- **Directions**
Show, in full, each line of the data that contains "Perform".

** START OF Records for this exercise **

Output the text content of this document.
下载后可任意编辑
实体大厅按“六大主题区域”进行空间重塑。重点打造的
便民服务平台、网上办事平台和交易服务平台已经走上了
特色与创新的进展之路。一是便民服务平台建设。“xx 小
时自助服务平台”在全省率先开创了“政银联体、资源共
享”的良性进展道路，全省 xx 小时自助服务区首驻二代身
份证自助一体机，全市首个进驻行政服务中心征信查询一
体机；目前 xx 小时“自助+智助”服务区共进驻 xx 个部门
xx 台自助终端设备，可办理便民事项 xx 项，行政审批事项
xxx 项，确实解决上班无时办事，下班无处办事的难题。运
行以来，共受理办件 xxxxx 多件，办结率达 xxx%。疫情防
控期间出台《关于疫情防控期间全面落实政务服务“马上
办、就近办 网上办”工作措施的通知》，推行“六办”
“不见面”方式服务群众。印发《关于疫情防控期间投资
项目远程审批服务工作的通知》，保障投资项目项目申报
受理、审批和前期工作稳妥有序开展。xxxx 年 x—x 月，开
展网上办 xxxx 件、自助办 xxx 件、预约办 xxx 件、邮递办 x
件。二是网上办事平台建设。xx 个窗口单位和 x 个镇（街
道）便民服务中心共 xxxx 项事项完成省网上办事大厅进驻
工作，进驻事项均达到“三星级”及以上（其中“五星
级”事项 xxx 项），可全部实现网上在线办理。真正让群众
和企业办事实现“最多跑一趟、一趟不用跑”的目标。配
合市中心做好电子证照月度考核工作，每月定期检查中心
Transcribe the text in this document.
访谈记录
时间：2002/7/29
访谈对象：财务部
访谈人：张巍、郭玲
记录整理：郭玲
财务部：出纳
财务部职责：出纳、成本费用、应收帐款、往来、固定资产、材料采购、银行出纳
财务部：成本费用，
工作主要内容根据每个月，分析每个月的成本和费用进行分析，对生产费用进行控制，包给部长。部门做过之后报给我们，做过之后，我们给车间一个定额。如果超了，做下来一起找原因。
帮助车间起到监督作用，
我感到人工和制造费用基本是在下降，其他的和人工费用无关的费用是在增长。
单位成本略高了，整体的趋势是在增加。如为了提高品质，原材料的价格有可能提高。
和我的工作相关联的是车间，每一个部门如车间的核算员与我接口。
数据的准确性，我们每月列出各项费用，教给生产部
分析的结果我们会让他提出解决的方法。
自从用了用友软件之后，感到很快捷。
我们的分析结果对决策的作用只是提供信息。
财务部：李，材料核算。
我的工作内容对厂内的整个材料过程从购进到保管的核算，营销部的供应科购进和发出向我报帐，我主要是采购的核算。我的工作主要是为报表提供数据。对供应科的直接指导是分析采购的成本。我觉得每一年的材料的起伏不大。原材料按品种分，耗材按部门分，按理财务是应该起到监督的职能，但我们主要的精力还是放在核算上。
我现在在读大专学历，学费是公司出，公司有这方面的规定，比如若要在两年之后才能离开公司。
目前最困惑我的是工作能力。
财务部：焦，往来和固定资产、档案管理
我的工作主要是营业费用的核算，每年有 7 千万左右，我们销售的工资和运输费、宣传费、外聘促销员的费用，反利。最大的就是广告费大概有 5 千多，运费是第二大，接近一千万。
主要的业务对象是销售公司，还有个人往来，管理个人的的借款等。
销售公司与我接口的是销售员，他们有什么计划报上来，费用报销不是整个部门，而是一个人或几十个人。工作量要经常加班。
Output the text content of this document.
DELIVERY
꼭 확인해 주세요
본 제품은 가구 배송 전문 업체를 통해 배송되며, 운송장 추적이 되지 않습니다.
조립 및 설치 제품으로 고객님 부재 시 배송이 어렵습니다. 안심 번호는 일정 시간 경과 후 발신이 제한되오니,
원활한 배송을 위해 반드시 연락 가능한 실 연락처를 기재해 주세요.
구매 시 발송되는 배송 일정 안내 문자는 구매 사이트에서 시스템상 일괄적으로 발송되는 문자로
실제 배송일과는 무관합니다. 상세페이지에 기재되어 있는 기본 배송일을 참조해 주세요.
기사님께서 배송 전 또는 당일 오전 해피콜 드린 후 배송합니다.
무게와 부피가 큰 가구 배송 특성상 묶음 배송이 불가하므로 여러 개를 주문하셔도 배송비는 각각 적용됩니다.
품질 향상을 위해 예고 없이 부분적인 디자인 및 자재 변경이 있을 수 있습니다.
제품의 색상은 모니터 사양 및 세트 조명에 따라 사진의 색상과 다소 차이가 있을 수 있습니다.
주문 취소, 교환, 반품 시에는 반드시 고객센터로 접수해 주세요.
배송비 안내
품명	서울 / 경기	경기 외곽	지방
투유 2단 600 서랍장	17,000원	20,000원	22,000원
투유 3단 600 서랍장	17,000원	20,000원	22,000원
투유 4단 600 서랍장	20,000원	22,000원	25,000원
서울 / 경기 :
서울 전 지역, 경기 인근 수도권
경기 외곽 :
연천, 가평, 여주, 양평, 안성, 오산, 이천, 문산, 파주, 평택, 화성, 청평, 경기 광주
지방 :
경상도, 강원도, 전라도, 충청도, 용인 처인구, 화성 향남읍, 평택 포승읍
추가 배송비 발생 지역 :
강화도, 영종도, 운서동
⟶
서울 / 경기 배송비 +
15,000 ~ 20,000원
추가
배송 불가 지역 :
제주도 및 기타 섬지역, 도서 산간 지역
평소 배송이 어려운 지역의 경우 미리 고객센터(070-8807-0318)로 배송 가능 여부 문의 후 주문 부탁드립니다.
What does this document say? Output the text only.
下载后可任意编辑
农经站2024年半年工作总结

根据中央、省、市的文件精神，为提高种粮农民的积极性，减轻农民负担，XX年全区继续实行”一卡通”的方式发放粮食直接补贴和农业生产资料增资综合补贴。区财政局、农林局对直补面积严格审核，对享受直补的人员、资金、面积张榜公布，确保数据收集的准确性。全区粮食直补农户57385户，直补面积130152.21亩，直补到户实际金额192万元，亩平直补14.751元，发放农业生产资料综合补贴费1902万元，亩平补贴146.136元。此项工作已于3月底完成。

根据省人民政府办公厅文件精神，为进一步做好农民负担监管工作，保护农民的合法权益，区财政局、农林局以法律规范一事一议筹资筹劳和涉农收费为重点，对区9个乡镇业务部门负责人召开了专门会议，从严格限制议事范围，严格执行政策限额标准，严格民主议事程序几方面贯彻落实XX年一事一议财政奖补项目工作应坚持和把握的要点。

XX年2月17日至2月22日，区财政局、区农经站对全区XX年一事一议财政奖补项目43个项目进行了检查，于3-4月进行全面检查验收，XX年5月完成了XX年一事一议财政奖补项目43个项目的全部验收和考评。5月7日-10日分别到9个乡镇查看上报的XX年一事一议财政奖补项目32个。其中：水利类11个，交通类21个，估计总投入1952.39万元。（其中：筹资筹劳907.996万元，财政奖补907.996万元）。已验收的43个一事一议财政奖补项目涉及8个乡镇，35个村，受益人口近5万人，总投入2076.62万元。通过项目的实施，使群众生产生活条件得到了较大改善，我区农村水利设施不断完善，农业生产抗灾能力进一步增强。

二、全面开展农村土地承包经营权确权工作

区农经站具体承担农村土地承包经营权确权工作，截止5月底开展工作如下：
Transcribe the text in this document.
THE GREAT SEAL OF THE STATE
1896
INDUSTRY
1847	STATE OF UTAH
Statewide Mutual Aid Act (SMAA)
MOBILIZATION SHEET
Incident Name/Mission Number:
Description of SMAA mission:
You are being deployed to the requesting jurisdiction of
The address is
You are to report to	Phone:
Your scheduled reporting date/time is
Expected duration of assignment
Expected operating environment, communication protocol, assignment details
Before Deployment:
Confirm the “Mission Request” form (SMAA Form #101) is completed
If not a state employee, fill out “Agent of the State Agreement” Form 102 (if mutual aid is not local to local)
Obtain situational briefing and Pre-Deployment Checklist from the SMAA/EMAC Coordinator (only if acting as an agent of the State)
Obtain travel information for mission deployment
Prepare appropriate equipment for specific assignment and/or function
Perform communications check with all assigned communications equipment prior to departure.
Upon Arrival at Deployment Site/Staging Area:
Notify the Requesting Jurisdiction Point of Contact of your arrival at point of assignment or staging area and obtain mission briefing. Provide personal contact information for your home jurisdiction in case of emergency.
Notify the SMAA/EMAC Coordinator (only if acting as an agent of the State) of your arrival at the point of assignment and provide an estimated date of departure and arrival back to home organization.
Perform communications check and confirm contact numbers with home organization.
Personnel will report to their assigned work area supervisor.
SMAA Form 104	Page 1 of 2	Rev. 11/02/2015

** END OF Records for this exercise **

- **Exercise solution**
Perform communications check with all assigned communications equipment prior to departure.
Perform communications check and confirm contact numbers with home organization.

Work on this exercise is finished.